Task prompt = State how many lines in the records hold the word "Sitges", giving the number and no other text.
=== Data excerpts ===
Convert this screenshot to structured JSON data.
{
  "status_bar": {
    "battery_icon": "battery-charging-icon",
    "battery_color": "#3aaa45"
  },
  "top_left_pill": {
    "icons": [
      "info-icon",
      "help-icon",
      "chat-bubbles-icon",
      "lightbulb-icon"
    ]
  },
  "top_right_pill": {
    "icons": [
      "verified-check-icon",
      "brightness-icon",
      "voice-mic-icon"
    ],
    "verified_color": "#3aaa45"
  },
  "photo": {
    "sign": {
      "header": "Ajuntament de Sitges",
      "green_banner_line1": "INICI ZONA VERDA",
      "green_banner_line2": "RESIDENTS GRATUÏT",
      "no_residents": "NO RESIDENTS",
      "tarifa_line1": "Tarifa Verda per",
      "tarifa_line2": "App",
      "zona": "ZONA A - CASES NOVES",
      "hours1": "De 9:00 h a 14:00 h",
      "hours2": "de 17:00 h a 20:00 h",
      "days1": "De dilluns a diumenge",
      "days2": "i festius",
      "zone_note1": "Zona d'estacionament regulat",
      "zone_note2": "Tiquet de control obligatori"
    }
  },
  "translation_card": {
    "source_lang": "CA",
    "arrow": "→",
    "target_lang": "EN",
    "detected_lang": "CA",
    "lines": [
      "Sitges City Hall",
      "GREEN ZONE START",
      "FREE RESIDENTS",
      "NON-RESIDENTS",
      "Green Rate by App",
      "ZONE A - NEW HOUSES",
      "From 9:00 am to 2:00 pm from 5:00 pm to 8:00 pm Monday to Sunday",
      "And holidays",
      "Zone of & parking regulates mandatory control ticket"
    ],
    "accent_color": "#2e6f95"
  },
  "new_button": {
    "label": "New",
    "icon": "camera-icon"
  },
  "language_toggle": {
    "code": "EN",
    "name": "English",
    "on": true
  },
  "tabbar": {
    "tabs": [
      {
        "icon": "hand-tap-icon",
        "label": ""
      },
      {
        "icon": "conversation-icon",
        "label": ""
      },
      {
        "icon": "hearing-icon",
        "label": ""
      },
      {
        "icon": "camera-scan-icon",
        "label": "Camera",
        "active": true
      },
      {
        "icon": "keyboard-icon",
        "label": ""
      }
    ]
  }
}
===
Worked solution = 2